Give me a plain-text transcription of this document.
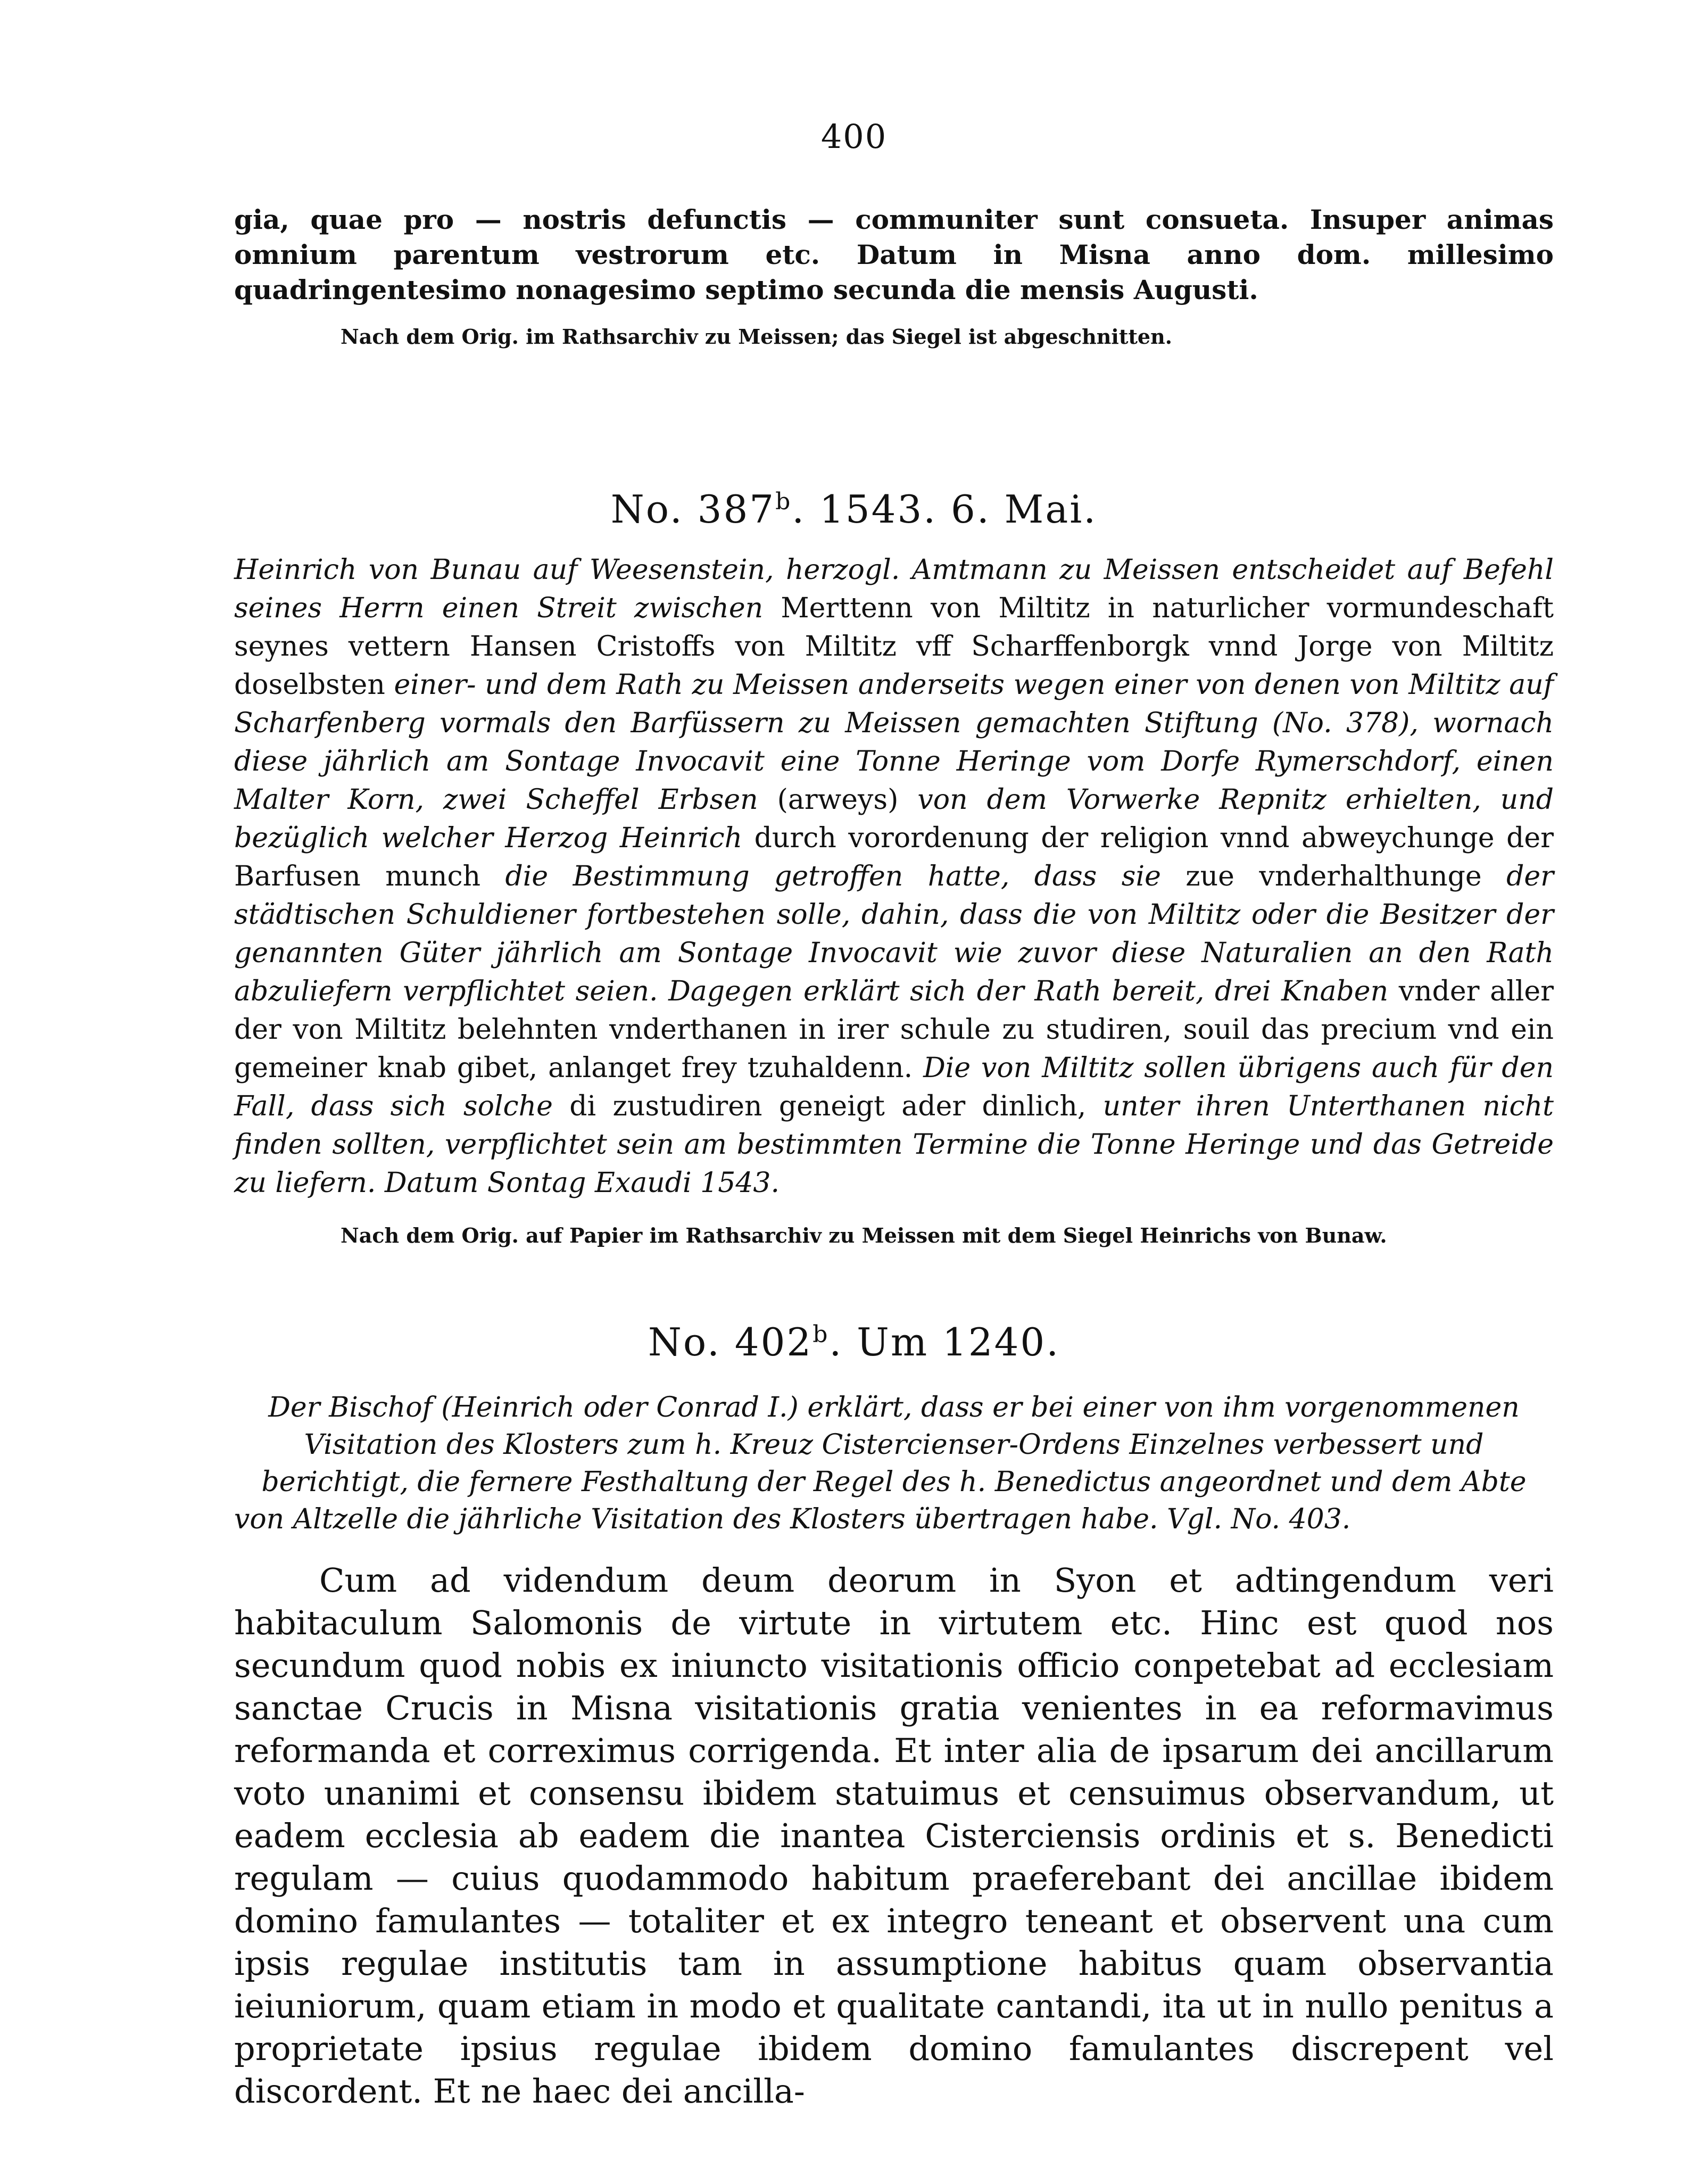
400

gia, quae pro — nostris defunctis — communiter sunt consueta. Insuper animas omnium parentum vestrorum etc. Datum in Misna anno dom. millesimo quadringentesimo nonagesimo septimo secunda die mensis Augusti.

Nach dem Orig. im Rathsarchiv zu Meissen; das Siegel ist abgeschnitten.

No. 387$^b$. 1543. 6. Mai.

Heinrich von Bunau auf Weesenstein, herzogl. Amtmann zu Meissen entscheidet auf Befehl seines Herrn einen Streit zwischen Merttenn von Miltitz in naturlicher vormundeschaft seynes vettern Hansen Cristoffs von Miltitz vff Scharffenborgk vnnd Jorge von Miltitz doselbsten einer- und dem Rath zu Meissen anderseits wegen einer von denen von Miltitz auf Scharfenberg vormals den Barfüssern zu Meissen gemachten Stiftung (No. 378), wornach diese jährlich am Sontage Invocavit eine Tonne Heringe vom Dorfe Rymerschdorf, einen Malter Korn, zwei Scheffel Erbsen (arweys) von dem Vorwerke Repnitz erhielten, und bezüglich welcher Herzog Heinrich durch vorordenung der religion vnnd abweychunge der Barfusen munch die Bestimmung getroffen hatte, dass sie zue vnderhalthunge der städtischen Schuldiener fortbestehen solle, dahin, dass die von Miltitz oder die Besitzer der genannten Güter jährlich am Sontage Invocavit wie zuvor diese Naturalien an den Rath abzuliefern verpflichtet seien. Dagegen erklärt sich der Rath bereit, drei Knaben vnder aller der von Miltitz belehnten vnderthanen in irer schule zu studiren, souil das precium vnd ein gemeiner knab gibet, anlanget frey tzuhaldenn. Die von Miltitz sollen übrigens auch für den Fall, dass sich solche di zustudiren geneigt ader dinlich, unter ihren Unterthanen nicht finden sollten, verpflichtet sein am bestimmten Termine die Tonne Heringe und das Getreide zu liefern. Datum Sontag Exaudi 1543.

Nach dem Orig. auf Papier im Rathsarchiv zu Meissen mit dem Siegel Heinrichs von Bunaw.

No. 402$^b$. Um 1240.

Der Bischof (Heinrich oder Conrad I.) erklärt, dass er bei einer von ihm vorgenommenen Visitation des Klosters zum h. Kreuz Cistercienser-Ordens Einzelnes verbessert und berichtigt, die fernere Festhaltung der Regel des h. Benedictus angeordnet und dem Abte von Altzelle die jährliche Visitation des Klosters übertragen habe. Vgl. No. 403.

Cum ad videndum deum deorum in Syon et adtingendum veri habitaculum Salomonis de virtute in virtutem etc. Hinc est quod nos secundum quod nobis ex iniuncto visitationis officio conpetebat ad ecclesiam sanctae Crucis in Misna visitationis gratia venientes in ea reformavimus reformanda et correximus corrigenda. Et inter alia de ipsarum dei ancillarum voto unanimi et consensu ibidem statuimus et censuimus observandum, ut eadem ecclesia ab eadem die inantea Cisterciensis ordinis et s. Benedicti regulam — cuius quodammodo habitum praeferebant dei ancillae ibidem domino famulantes — totaliter et ex integro teneant et observent una cum ipsis regulae institutis tam in assumptione habitus quam observantia ieiuniorum, quam etiam in modo et qualitate cantandi, ita ut in nullo penitus a proprietate ipsius regulae ibidem domino famulantes discrepent vel discordent. Et ne haec dei ancilla-
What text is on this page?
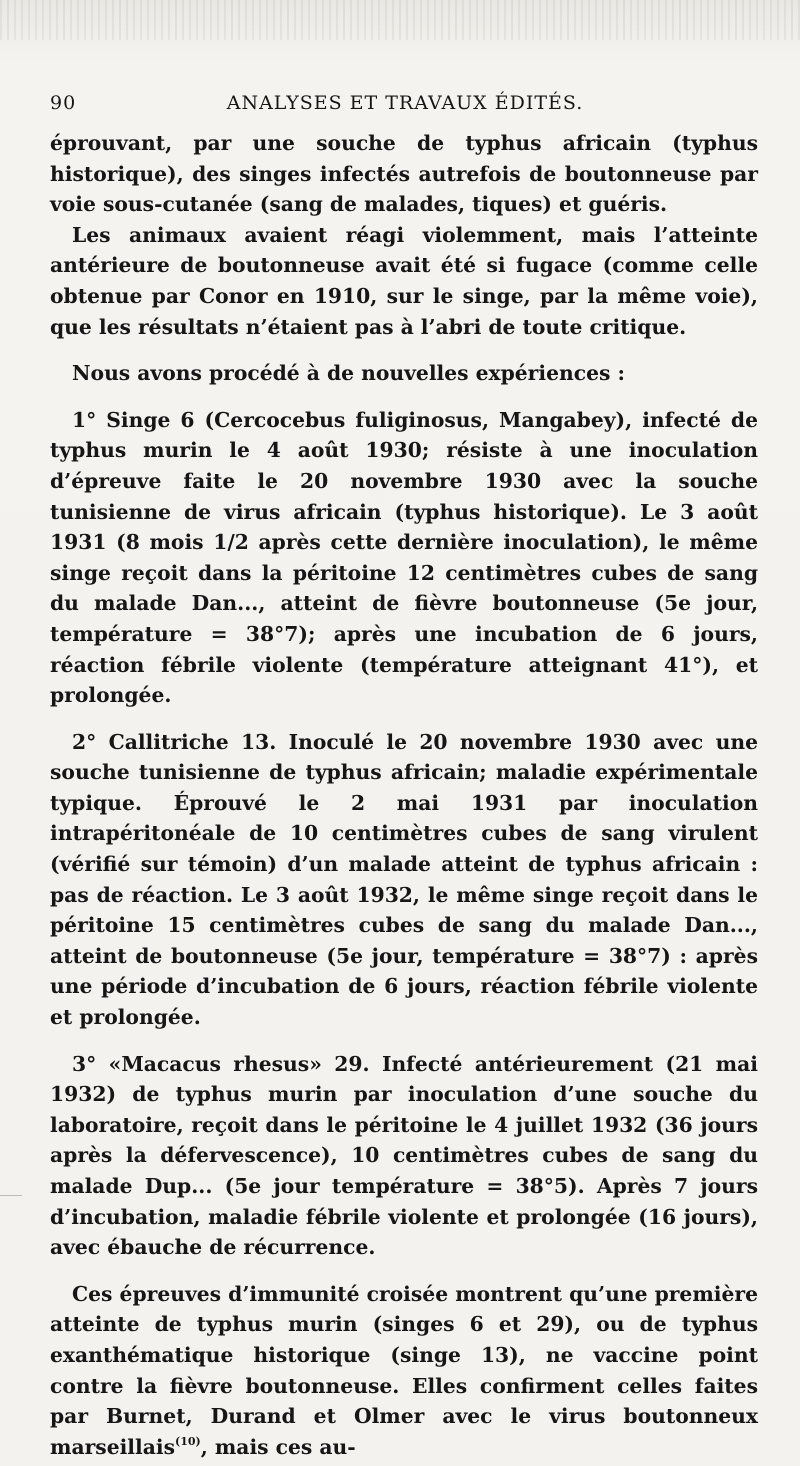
90	ANALYSES ET TRAVAUX ÉDITÉS.

éprouvant, par une souche de typhus africain (typhus historique), des singes infectés autrefois de boutonneuse par voie sous-cutanée (sang de malades, tiques) et guéris.

Les animaux avaient réagi violemment, mais l’atteinte antérieure de boutonneuse avait été si fugace (comme celle obtenue par Conor en 1910, sur le singe, par la même voie), que les résultats n’étaient pas à l’abri de toute critique.

Nous avons procédé à de nouvelles expériences :

1° Singe 6 (Cercocebus fuliginosus, Mangabey), infecté de typhus murin le 4 août 1930; résiste à une inoculation d’épreuve faite le 20 novembre 1930 avec la souche tunisienne de virus africain (typhus historique). Le 3 août 1931 (8 mois 1/2 après cette dernière inoculation), le même singe reçoit dans la péritoine 12 centimètres cubes de sang du malade Dan..., atteint de fièvre boutonneuse (5e jour, température = 38°7); après une incubation de 6 jours, réaction fébrile violente (température atteignant 41°), et prolongée.

2° Callitriche 13. Inoculé le 20 novembre 1930 avec une souche tunisienne de typhus africain; maladie expérimentale typique. Éprouvé le 2 mai 1931 par inoculation intrapéritonéale de 10 centimètres cubes de sang virulent (vérifié sur témoin) d’un malade atteint de typhus africain : pas de réaction. Le 3 août 1932, le même singe reçoit dans le péritoine 15 centimètres cubes de sang du malade Dan..., atteint de boutonneuse (5e jour, température = 38°7) : après une période d’incubation de 6 jours, réaction fébrile violente et prolongée.

3° «Macacus rhesus» 29. Infecté antérieurement (21 mai 1932) de typhus murin par inoculation d’une souche du laboratoire, reçoit dans le péritoine le 4 juillet 1932 (36 jours après la défervescence), 10 centimètres cubes de sang du malade Dup... (5e jour température = 38°5). Après 7 jours d’incubation, maladie fébrile violente et prolongée (16 jours), avec ébauche de récurrence.

Ces épreuves d’immunité croisée montrent qu’une première atteinte de typhus murin (singes 6 et 29), ou de typhus exanthématique historique (singe 13), ne vaccine point contre la fièvre boutonneuse. Elles confirment celles faites par Burnet, Durand et Olmer avec le virus boutonneux marseillais$^{(10)}$, mais ces au-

» DIRECTIONS FOR THIS TASK
Print all the entries exactly as they appear, without the pictures.

» TASK OUTPUT
Give me a plain-text transcription of this document.
400

gia, quae pro — nostris defunctis — communiter sunt consueta. Insuper animas omnium parentum vestrorum etc. Datum in Misna anno dom. millesimo quadringentesimo nonagesimo septimo secunda die mensis Augusti.

Nach dem Orig. im Rathsarchiv zu Meissen; das Siegel ist abgeschnitten.

No. 387$^b$. 1543. 6. Mai.

Heinrich von Bunau auf Weesenstein, herzogl. Amtmann zu Meissen entscheidet auf Befehl seines Herrn einen Streit zwischen Merttenn von Miltitz in naturlicher vormundeschaft seynes vettern Hansen Cristoffs von Miltitz vff Scharffenborgk vnnd Jorge von Miltitz doselbsten einer- und dem Rath zu Meissen anderseits wegen einer von denen von Miltitz auf Scharfenberg vormals den Barfüssern zu Meissen gemachten Stiftung (No. 378), wornach diese jährlich am Sontage Invocavit eine Tonne Heringe vom Dorfe Rymerschdorf, einen Malter Korn, zwei Scheffel Erbsen (arweys) von dem Vorwerke Repnitz erhielten, und bezüglich welcher Herzog Heinrich durch vorordenung der religion vnnd abweychunge der Barfusen munch die Bestimmung getroffen hatte, dass sie zue vnderhalthunge der städtischen Schuldiener fortbestehen solle, dahin, dass die von Miltitz oder die Besitzer der genannten Güter jährlich am Sontage Invocavit wie zuvor diese Naturalien an den Rath abzuliefern verpflichtet seien. Dagegen erklärt sich der Rath bereit, drei Knaben vnder aller der von Miltitz belehnten vnderthanen in irer schule zu studiren, souil das precium vnd ein gemeiner knab gibet, anlanget frey tzuhaldenn. Die von Miltitz sollen übrigens auch für den Fall, dass sich solche di zustudiren geneigt ader dinlich, unter ihren Unterthanen nicht finden sollten, verpflichtet sein am bestimmten Termine die Tonne Heringe und das Getreide zu liefern. Datum Sontag Exaudi 1543.

Nach dem Orig. auf Papier im Rathsarchiv zu Meissen mit dem Siegel Heinrichs von Bunaw.

No. 402$^b$. Um 1240.

Der Bischof (Heinrich oder Conrad I.) erklärt, dass er bei einer von ihm vorgenommenen Visitation des Klosters zum h. Kreuz Cistercienser-Ordens Einzelnes verbessert und berichtigt, die fernere Festhaltung der Regel des h. Benedictus angeordnet und dem Abte von Altzelle die jährliche Visitation des Klosters übertragen habe. Vgl. No. 403.

Cum ad videndum deum deorum in Syon et adtingendum veri habitaculum Salomonis de virtute in virtutem etc. Hinc est quod nos secundum quod nobis ex iniuncto visitationis officio conpetebat ad ecclesiam sanctae Crucis in Misna visitationis gratia venientes in ea reformavimus reformanda et correximus corrigenda. Et inter alia de ipsarum dei ancillarum voto unanimi et consensu ibidem statuimus et censuimus observandum, ut eadem ecclesia ab eadem die inantea Cisterciensis ordinis et s. Benedicti regulam — cuius quodammodo habitum praeferebant dei ancillae ibidem domino famulantes — totaliter et ex integro teneant et observent una cum ipsis regulae institutis tam in assumptione habitus quam observantia ieiuniorum, quam etiam in modo et qualitate cantandi, ita ut in nullo penitus a proprietate ipsius regulae ibidem domino famulantes discrepent vel discordent. Et ne haec dei ancilla-
What text is on this page?
90	ANALYSES ET TRAVAUX ÉDITÉS.

éprouvant, par une souche de typhus africain (typhus historique), des singes infectés autrefois de boutonneuse par voie sous-cutanée (sang de malades, tiques) et guéris.

Les animaux avaient réagi violemment, mais l’atteinte antérieure de boutonneuse avait été si fugace (comme celle obtenue par Conor en 1910, sur le singe, par la même voie), que les résultats n’étaient pas à l’abri de toute critique.

Nous avons procédé à de nouvelles expériences :

1° Singe 6 (Cercocebus fuliginosus, Mangabey), infecté de typhus murin le 4 août 1930; résiste à une inoculation d’épreuve faite le 20 novembre 1930 avec la souche tunisienne de virus africain (typhus historique). Le 3 août 1931 (8 mois 1/2 après cette dernière inoculation), le même singe reçoit dans la péritoine 12 centimètres cubes de sang du malade Dan..., atteint de fièvre boutonneuse (5e jour, température = 38°7); après une incubation de 6 jours, réaction fébrile violente (température atteignant 41°), et prolongée.

2° Callitriche 13. Inoculé le 20 novembre 1930 avec une souche tunisienne de typhus africain; maladie expérimentale typique. Éprouvé le 2 mai 1931 par inoculation intrapéritonéale de 10 centimètres cubes de sang virulent (vérifié sur témoin) d’un malade atteint de typhus africain : pas de réaction. Le 3 août 1932, le même singe reçoit dans le péritoine 15 centimètres cubes de sang du malade Dan..., atteint de boutonneuse (5e jour, température = 38°7) : après une période d’incubation de 6 jours, réaction fébrile violente et prolongée.

3° «Macacus rhesus» 29. Infecté antérieurement (21 mai 1932) de typhus murin par inoculation d’une souche du laboratoire, reçoit dans le péritoine le 4 juillet 1932 (36 jours après la défervescence), 10 centimètres cubes de sang du malade Dup... (5e jour température = 38°5). Après 7 jours d’incubation, maladie fébrile violente et prolongée (16 jours), avec ébauche de récurrence.

Ces épreuves d’immunité croisée montrent qu’une première atteinte de typhus murin (singes 6 et 29), ou de typhus exanthématique historique (singe 13), ne vaccine point contre la fièvre boutonneuse. Elles confirment celles faites par Burnet, Durand et Olmer avec le virus boutonneux marseillais$^{(10)}$, mais ces au-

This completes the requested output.